Given task: Gather, from the listing beneath this task, every line holding the string "Wang".
......
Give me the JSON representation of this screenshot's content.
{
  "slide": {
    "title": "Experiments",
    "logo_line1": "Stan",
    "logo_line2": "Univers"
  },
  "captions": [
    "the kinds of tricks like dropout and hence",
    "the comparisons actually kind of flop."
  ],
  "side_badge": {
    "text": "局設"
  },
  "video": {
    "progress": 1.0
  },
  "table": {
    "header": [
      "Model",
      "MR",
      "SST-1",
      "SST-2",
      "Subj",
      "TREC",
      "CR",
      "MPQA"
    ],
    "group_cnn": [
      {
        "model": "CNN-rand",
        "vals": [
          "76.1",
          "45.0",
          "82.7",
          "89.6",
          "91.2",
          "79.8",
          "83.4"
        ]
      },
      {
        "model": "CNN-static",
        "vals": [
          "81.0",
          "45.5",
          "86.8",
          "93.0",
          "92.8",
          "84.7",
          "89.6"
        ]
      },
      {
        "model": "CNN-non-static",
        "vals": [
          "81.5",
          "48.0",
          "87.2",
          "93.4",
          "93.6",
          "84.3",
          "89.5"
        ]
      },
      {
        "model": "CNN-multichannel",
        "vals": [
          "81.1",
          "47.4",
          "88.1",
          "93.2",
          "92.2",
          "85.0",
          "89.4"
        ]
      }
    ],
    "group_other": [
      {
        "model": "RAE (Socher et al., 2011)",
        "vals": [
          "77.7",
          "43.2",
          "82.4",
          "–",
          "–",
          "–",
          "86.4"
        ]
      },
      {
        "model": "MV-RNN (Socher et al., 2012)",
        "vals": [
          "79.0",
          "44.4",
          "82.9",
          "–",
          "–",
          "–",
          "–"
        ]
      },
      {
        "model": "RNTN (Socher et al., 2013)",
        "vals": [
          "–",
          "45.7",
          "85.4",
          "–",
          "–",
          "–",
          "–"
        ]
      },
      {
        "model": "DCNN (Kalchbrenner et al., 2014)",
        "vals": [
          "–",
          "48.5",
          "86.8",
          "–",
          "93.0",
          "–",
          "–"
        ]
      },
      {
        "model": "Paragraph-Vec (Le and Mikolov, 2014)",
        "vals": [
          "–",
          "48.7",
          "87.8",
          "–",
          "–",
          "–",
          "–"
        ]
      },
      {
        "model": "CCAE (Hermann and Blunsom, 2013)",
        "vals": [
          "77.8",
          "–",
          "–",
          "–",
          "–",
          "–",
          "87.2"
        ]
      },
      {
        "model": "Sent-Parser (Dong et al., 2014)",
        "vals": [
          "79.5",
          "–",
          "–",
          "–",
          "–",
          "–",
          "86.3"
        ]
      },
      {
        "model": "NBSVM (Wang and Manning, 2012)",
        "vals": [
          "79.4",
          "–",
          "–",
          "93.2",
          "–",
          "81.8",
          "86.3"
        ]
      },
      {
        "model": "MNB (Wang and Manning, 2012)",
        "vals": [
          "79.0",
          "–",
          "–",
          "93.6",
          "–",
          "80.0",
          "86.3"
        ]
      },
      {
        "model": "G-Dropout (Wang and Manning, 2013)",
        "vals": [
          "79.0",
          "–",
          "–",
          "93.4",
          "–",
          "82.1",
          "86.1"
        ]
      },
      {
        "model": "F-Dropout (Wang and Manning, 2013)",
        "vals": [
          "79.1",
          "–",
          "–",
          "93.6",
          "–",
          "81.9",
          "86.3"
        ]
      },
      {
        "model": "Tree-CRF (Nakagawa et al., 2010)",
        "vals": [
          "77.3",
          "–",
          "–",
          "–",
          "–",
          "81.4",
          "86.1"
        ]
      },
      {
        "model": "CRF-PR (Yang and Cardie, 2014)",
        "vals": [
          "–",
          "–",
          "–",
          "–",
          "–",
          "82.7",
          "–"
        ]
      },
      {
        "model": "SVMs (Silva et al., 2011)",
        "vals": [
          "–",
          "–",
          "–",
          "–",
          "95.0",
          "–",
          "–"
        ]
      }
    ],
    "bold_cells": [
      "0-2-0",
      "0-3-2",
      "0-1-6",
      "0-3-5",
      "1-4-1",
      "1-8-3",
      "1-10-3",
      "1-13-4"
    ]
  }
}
......
Response to this task:
        "model": "NBSVM (Wang and Manning, 2012)",
        "model": "MNB (Wang and Manning, 2012)",
        "model": "G-Dropout (Wang and Manning, 2013)",
        "model": "F-Dropout (Wang and Manning, 2013)",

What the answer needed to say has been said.